Activity: Every record must be repeated exactly, with no omission.

(Figure collection entries)
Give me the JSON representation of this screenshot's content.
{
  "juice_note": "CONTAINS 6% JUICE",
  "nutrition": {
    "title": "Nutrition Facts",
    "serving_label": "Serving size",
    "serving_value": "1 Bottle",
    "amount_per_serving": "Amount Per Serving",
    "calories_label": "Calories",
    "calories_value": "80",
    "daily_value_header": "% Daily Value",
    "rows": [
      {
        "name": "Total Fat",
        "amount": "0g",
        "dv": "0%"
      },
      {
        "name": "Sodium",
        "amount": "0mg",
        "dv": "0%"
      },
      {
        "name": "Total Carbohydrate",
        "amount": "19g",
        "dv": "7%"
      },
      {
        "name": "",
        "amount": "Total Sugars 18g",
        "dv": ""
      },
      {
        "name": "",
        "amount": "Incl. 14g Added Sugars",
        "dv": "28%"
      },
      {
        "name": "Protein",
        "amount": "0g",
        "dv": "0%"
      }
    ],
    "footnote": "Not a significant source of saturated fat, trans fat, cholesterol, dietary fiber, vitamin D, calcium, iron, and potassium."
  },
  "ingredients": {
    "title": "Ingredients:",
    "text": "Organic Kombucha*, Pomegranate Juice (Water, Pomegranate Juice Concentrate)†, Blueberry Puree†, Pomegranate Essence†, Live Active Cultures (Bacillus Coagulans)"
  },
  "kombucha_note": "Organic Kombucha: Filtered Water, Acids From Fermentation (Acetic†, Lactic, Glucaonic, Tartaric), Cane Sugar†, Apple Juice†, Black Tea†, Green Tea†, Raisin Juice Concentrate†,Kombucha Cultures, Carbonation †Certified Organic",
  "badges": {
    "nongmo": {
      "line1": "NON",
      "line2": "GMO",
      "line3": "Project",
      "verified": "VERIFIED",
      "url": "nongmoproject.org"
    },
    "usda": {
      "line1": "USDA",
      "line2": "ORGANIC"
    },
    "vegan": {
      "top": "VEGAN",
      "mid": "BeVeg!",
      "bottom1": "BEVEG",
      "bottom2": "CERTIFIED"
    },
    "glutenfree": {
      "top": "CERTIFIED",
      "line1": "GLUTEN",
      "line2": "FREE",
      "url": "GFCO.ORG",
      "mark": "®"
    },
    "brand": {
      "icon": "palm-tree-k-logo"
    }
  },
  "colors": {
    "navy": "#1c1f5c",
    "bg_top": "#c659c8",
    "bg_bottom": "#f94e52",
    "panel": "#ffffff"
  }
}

Solution for this problem:
Give me the JSON representation of this screenshot's content.
{
  "juice_note": "CONTAINS 6% JUICE",
  "nutrition": {
    "title": "Nutrition Facts",
    "serving_label": "Serving size",
    "serving_value": "1 Bottle",
    "amount_per_serving": "Amount Per Serving",
    "calories_label": "Calories",
    "calories_value": "80",
    "daily_value_header": "% Daily Value",
    "rows": [
      {
        "name": "Total Fat",
        "amount": "0g",
        "dv": "0%"
      },
      {
        "name": "Sodium",
        "amount": "0mg",
        "dv": "0%"
      },
      {
        "name": "Total Carbohydrate",
        "amount": "19g",
        "dv": "7%"
      },
      {
        "name": "",
        "amount": "Total Sugars 18g",
        "dv": ""
      },
      {
        "name": "",
        "amount": "Incl. 14g Added Sugars",
        "dv": "28%"
      },
      {
        "name": "Protein",
        "amount": "0g",
        "dv": "0%"
      }
    ],
    "footnote": "Not a significant source of saturated fat, trans fat, cholesterol, dietary fiber, vitamin D, calcium, iron, and potassium."
  },
  "ingredients": {
    "title": "Ingredients:",
    "text": "Organic Kombucha*, Pomegranate Juice (Water, Pomegranate Juice Concentrate)†, Blueberry Puree†, Pomegranate Essence†, Live Active Cultures (Bacillus Coagulans)"
  },
  "kombucha_note": "Organic Kombucha: Filtered Water, Acids From Fermentation (Acetic†, Lactic, Glucaonic, Tartaric), Cane Sugar†, Apple Juice†, Black Tea†, Green Tea†, Raisin Juice Concentrate†,Kombucha Cultures, Carbonation †Certified Organic",
  "badges": {
    "nongmo": {
      "line1": "NON",
      "line2": "GMO",
      "line3": "Project",
      "verified": "VERIFIED",
      "url": "nongmoproject.org"
    },
    "usda": {
      "line1": "USDA",
      "line2": "ORGANIC"
    },
    "vegan": {
      "top": "VEGAN",
      "mid": "BeVeg!",
      "bottom1": "BEVEG",
      "bottom2": "CERTIFIED"
    },
    "glutenfree": {
      "top": "CERTIFIED",
      "line1": "GLUTEN",
      "line2": "FREE",
      "url": "GFCO.ORG",
      "mark": "®"
    },
    "brand": {
      "icon": "palm-tree-k-logo"
    }
  },
  "colors": {
    "navy": "#1c1f5c",
    "bg_top": "#c659c8",
    "bg_bottom": "#f94e52",
    "panel": "#ffffff"
  }
}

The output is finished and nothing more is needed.